Start of Given data

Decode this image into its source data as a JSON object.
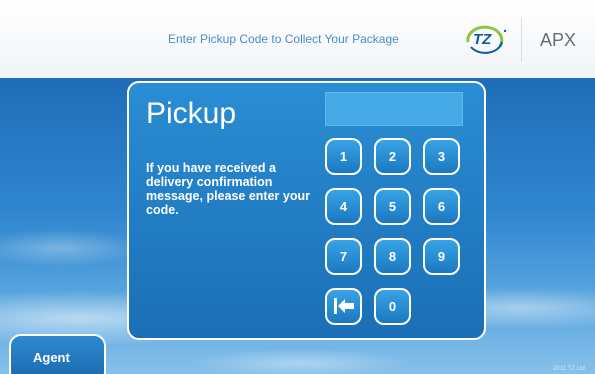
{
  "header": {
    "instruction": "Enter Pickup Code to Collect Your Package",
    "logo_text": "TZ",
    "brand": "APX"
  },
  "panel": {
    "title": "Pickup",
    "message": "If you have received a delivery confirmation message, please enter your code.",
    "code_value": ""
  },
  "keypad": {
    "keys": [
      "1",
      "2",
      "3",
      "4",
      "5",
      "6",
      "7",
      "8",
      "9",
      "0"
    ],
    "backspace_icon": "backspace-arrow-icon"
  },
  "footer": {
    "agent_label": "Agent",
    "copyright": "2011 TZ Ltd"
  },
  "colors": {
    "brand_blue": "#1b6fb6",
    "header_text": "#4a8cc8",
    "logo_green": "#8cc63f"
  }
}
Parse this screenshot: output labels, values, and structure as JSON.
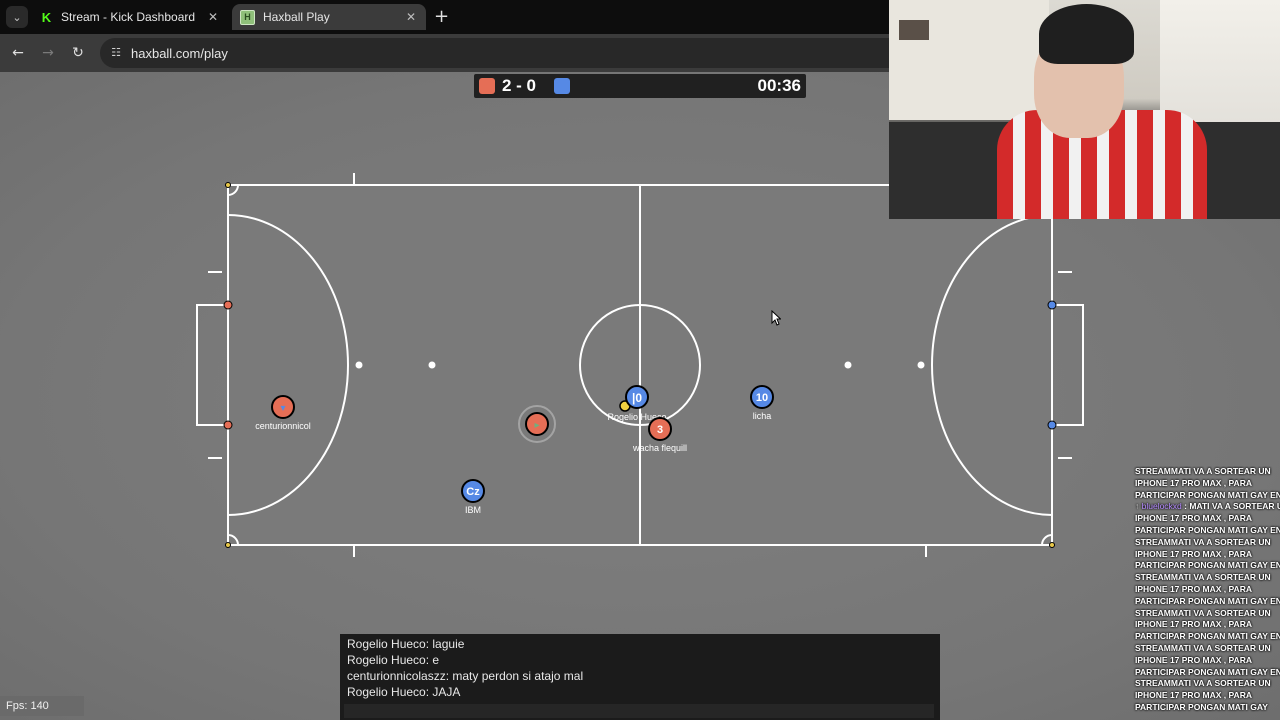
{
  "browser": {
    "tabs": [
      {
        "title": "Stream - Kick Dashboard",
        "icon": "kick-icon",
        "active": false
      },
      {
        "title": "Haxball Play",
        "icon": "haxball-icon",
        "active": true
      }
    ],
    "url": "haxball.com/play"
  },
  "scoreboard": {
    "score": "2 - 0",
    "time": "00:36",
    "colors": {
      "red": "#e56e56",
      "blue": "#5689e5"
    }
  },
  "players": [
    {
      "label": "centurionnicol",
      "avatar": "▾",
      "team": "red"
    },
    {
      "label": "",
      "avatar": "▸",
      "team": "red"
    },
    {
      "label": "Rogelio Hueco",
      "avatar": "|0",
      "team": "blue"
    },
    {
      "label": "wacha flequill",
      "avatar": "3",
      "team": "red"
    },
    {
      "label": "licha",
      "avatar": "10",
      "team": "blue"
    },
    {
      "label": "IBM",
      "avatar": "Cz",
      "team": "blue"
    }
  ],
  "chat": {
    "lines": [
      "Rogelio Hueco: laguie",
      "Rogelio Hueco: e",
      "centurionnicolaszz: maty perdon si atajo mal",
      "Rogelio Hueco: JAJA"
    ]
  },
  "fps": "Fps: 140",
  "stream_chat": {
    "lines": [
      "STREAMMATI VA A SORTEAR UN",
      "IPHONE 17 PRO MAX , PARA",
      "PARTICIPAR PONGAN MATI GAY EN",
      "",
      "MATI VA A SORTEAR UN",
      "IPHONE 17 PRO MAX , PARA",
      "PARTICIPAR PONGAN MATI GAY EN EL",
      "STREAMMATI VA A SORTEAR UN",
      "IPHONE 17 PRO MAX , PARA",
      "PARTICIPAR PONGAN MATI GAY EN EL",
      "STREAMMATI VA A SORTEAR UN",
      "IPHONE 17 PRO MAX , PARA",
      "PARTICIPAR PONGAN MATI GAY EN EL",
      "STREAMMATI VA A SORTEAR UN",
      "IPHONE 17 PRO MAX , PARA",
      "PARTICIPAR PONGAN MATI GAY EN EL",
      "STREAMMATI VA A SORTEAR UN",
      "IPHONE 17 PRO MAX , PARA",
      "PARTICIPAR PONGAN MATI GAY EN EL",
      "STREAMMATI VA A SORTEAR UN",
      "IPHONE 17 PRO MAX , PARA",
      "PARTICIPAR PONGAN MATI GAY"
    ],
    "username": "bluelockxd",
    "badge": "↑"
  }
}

End of Given data

• **Problem requirements**
From the listing above, print every entry precisely and drop the pictures.

• **Result of this exercise**
Decode this image into its source data as a JSON object.
{
  "header": {
    "instruction": "Enter Pickup Code to Collect Your Package",
    "logo_text": "TZ",
    "brand": "APX"
  },
  "panel": {
    "title": "Pickup",
    "message": "If you have received a delivery confirmation message, please enter your code.",
    "code_value": ""
  },
  "keypad": {
    "keys": [
      "1",
      "2",
      "3",
      "4",
      "5",
      "6",
      "7",
      "8",
      "9",
      "0"
    ],
    "backspace_icon": "backspace-arrow-icon"
  },
  "footer": {
    "agent_label": "Agent",
    "copyright": "2011 TZ Ltd"
  },
  "colors": {
    "brand_blue": "#1b6fb6",
    "header_text": "#4a8cc8",
    "logo_green": "#8cc63f"
  }
}
Parse this screenshot: output labels, values, and structure as JSON.
{
  "browser": {
    "tabs": [
      {
        "title": "Stream - Kick Dashboard",
        "icon": "kick-icon",
        "active": false
      },
      {
        "title": "Haxball Play",
        "icon": "haxball-icon",
        "active": true
      }
    ],
    "url": "haxball.com/play"
  },
  "scoreboard": {
    "score": "2 - 0",
    "time": "00:36",
    "colors": {
      "red": "#e56e56",
      "blue": "#5689e5"
    }
  },
  "players": [
    {
      "label": "centurionnicol",
      "avatar": "▾",
      "team": "red"
    },
    {
      "label": "",
      "avatar": "▸",
      "team": "red"
    },
    {
      "label": "Rogelio Hueco",
      "avatar": "|0",
      "team": "blue"
    },
    {
      "label": "wacha flequill",
      "avatar": "3",
      "team": "red"
    },
    {
      "label": "licha",
      "avatar": "10",
      "team": "blue"
    },
    {
      "label": "IBM",
      "avatar": "Cz",
      "team": "blue"
    }
  ],
  "chat": {
    "lines": [
      "Rogelio Hueco: laguie",
      "Rogelio Hueco: e",
      "centurionnicolaszz: maty perdon si atajo mal",
      "Rogelio Hueco: JAJA"
    ]
  },
  "fps": "Fps: 140",
  "stream_chat": {
    "lines": [
      "STREAMMATI VA A SORTEAR UN",
      "IPHONE 17 PRO MAX , PARA",
      "PARTICIPAR PONGAN MATI GAY EN",
      "",
      "MATI VA A SORTEAR UN",
      "IPHONE 17 PRO MAX , PARA",
      "PARTICIPAR PONGAN MATI GAY EN EL",
      "STREAMMATI VA A SORTEAR UN",
      "IPHONE 17 PRO MAX , PARA",
      "PARTICIPAR PONGAN MATI GAY EN EL",
      "STREAMMATI VA A SORTEAR UN",
      "IPHONE 17 PRO MAX , PARA",
      "PARTICIPAR PONGAN MATI GAY EN EL",
      "STREAMMATI VA A SORTEAR UN",
      "IPHONE 17 PRO MAX , PARA",
      "PARTICIPAR PONGAN MATI GAY EN EL",
      "STREAMMATI VA A SORTEAR UN",
      "IPHONE 17 PRO MAX , PARA",
      "PARTICIPAR PONGAN MATI GAY EN EL",
      "STREAMMATI VA A SORTEAR UN",
      "IPHONE 17 PRO MAX , PARA",
      "PARTICIPAR PONGAN MATI GAY"
    ],
    "username": "bluelockxd",
    "badge": "↑"
  }
}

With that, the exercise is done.